* [Text block]
________________
The increasing demand for sustainable raw materials in engineered wood production has prompted the evaluation of alternative raw materials. In this context, indigenous black poplar (Populus nigra) was analyzed as a potential alternative, by testing its wettability, characterized by contact angle, determined by the sessile drop method, to predict its adhesion when used as strands for OSB and LSL production. Surface tension was tested on strands with a wide range of surface roughnesses. The results show minor but statistically significant difference in favor of black poplar, which has somewhat lower contact angle values (62.01°) than hybrid poplar (64.71°), based on 300 measurements each. The absorption of the liquid into the strands, evaluated on a smaller sample, follows a logarithmic relation with time. These results also show a slightly faster decrease in contact angle in case of indigenous poplar, compared to hybrid poplar. The results indicate that the adhesion of indigenous poplar strands does not present extra challenges, compared to the currently more frequent hybrid poplar strands.

1. Introduction

Wood is a well-established material in the construction of traditional family houses, but based on the European Commission’s sustainable built environment policy [1] it is also a potential candidate as a major construction material of the future. It can be used in many forms, from solid wood CLT prefab wall elements, through heat and sound isolation panels and glulam load bearing arches and beams. Due to climate change, the availability of wood species is changing, and alternatives are needed for the traditional coniferous wood species, in the construction sector also.

This research targets the suitability of an indigenous Hungarian wood species, black poplar (Populus nigra) for Laminated Strand Lumber (LSL) production, a strand-based engineered wood product (EWP). EWPs, including LSL, are made of thin veneer sheets or strands with adhesives. Bondability is a crucial aspect of LSL production, as relatively small (5–15 cm long) strands are unified by an adhesive to form a large sized load-bearing product. In the meantime, it is complicated to test the adhesive strength of the strands, as it is an expectation that the bond should be stronger than the strength of the bonded parts, furthermore a standard procedure is also missing. In such cases a solution is offered by evaluating the wettability of the surfaces (by measuring the contact angle), since, if a liquid wets a surface well, adhesion is expected to be strong.

Contact angle measurements, as described by [2] are commonly used to assess the wettability of wood surfaces and provide valuable insights into adhesive bonding behavior. The surface tension of solid wood surfaces affects the wettability and thus the adhesion of various adhesives and coating materials. Measuring the contact angle of wood is the way of calculating surface tension based on the Young-Dupré equation. Several publications report contact angle measurements with different test liquids under various conditions. The results can be compared only if the test conditions are similar.
________________
* [Data block]
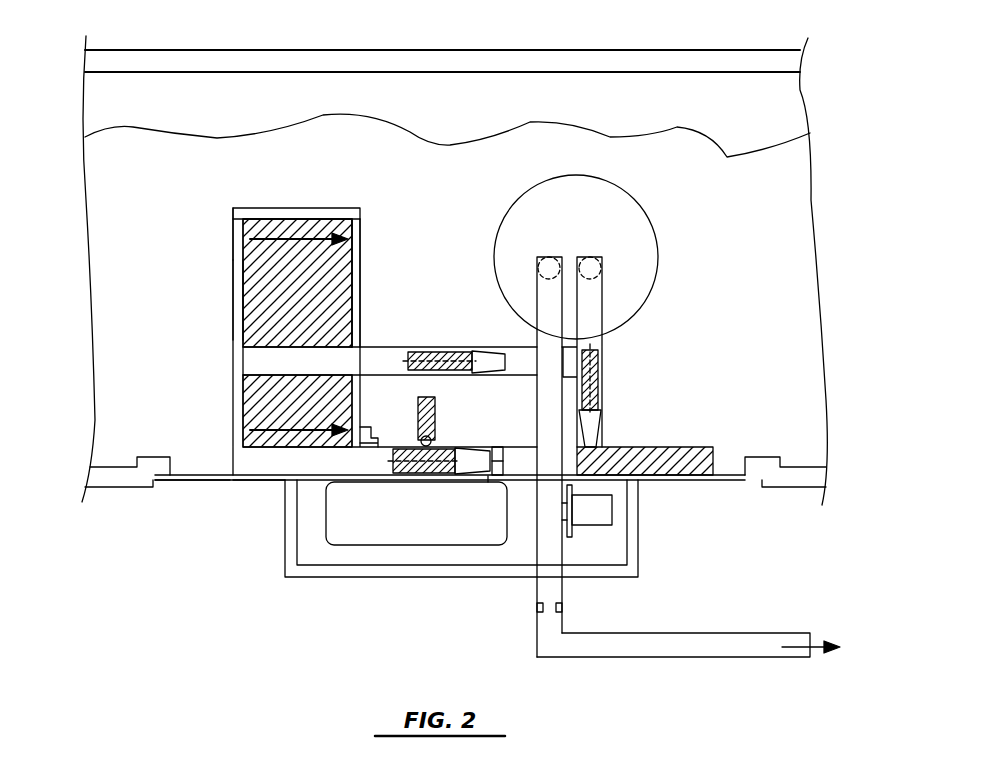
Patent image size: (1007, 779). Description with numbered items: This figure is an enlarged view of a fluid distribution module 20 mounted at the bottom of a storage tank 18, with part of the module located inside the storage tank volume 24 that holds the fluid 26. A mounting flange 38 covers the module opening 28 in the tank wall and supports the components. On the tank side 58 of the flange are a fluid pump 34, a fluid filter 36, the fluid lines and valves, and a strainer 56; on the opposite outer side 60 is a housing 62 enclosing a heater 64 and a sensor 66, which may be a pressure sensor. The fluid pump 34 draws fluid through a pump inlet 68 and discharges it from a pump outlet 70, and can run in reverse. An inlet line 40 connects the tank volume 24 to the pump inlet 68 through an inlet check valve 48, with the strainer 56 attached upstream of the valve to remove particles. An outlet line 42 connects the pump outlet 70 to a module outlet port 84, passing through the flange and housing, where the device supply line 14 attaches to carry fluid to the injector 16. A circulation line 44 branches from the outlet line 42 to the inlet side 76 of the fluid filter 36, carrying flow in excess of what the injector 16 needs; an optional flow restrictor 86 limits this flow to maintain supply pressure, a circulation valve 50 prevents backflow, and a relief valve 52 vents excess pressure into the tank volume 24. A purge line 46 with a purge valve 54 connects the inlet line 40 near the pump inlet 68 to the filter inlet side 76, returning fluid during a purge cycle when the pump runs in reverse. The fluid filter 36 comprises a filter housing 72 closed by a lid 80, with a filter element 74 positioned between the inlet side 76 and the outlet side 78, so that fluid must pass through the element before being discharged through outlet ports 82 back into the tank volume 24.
________________
* [What is needed]
Write the next part of the passage on black poplar strand wettability, starting after its final sentence. The listing has no connection to the passage on black poplar strand wettability.

* [Result below]
Wood, a complex and anisotropic material, exhibits unique wetting behavior due to its inherent characteristics: hygroscopicity, porosity, surface roughness, and chemical heterogeneity. Unlike homogeneous surfaces (e.g., metals, polymers), liquids and water interacting with wood demonstrate a complex response. Droplets do not only spread across the surface but also infiltrate into the wood’s structure, leading to both surface and subsurface wetting phenomena [3]. The dynamic nature of this interaction is evident in the time-dependent evolution of droplet shape and contact angle. Researchers, including [4,5,6], have extensively investigated these temporal changes to understand and model the equilibrium state where contact angle measurements are typically performed. While the contact angle varies with measurement time, the surface tension remains a unique and constant characteristic of a particular surface.

Numerous factors can influence wettability and surface tension beyond just the contact angle measurement. On a macroscale, wood’s anatomical structure exhibits a distinct cylindrical pattern characterized by alternating bands of earlywood and latewood. This inherent structural heterogeneity significantly influences its surface properties. Numerous studies, including [6,7,8], have extensively investigated the impact of this anatomical variability on wood surface wettability and surface tension.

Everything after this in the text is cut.